▸ **SUPPLIED RECORDS**
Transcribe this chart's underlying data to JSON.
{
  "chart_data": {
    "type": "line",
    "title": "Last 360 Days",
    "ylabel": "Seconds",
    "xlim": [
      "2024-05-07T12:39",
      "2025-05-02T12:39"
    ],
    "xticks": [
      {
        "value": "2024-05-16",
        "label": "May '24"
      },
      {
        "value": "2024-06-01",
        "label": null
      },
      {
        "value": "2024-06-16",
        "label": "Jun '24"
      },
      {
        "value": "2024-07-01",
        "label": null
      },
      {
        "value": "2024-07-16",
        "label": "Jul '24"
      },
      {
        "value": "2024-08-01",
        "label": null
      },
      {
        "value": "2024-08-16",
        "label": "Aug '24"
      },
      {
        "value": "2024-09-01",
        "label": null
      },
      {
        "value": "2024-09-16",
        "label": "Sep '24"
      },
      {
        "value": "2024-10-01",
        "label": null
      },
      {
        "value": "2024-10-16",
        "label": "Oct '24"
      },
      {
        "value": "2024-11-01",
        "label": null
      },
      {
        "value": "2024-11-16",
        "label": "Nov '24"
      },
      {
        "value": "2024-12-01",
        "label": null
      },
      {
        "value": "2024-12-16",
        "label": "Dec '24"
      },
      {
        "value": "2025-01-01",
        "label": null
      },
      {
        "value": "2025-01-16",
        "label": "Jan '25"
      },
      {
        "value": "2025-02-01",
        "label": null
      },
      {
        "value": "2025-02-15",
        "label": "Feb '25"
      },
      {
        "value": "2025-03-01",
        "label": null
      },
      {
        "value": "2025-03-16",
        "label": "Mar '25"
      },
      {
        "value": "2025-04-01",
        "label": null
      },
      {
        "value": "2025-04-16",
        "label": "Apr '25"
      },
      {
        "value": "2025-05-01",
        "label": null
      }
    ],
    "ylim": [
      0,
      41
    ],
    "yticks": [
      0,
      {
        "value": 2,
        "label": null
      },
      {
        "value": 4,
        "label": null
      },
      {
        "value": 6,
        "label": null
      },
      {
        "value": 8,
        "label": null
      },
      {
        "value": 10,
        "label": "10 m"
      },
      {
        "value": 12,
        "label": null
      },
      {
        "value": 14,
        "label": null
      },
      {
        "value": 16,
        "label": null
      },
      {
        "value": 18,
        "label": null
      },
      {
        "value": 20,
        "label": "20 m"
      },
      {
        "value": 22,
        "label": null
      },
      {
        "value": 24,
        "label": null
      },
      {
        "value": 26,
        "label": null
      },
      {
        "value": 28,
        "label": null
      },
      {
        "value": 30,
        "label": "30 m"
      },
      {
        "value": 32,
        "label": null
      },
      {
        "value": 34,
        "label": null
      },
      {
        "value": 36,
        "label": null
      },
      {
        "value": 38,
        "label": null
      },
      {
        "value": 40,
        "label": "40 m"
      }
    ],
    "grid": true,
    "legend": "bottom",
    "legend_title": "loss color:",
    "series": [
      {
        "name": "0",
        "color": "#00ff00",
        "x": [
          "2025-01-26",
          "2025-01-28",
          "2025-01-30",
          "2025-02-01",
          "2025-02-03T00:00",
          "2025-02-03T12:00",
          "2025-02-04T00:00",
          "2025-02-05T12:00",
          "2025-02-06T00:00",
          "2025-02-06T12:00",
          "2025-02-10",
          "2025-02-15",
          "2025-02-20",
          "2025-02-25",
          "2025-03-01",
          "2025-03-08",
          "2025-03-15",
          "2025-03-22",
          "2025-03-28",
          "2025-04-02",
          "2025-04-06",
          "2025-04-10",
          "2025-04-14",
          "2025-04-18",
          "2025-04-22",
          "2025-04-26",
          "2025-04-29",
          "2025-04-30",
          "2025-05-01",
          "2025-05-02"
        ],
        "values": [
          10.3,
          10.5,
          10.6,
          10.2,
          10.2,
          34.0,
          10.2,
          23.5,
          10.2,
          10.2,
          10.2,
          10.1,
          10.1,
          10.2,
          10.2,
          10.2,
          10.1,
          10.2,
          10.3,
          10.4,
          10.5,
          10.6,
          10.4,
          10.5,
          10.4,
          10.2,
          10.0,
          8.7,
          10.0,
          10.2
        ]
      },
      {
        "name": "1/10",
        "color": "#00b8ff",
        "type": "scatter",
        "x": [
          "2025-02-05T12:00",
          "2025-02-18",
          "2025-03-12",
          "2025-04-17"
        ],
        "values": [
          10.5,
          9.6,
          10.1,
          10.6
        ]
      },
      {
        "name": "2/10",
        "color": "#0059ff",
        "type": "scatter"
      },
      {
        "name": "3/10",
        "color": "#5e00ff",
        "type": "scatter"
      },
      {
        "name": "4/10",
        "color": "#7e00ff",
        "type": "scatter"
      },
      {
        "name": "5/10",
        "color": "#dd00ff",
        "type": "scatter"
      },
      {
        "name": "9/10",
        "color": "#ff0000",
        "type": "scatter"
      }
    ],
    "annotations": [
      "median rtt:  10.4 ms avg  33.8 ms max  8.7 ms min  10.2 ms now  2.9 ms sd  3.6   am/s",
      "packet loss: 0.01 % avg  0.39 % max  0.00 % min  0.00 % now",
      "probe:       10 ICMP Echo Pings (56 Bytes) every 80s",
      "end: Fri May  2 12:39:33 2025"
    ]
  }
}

▸ **OBJECTIVE**
Which lines hold the word "color"? Return all of them from the records above.

▸ **OUTPUT OF THE EXERCISE**
    "legend_title": "loss color:",
        "color": "#00ff00",
        "color": "#00b8ff",
        "color": "#0059ff",
        "color": "#5e00ff",
        "color": "#7e00ff",
        "color": "#dd00ff",
        "color": "#ff0000",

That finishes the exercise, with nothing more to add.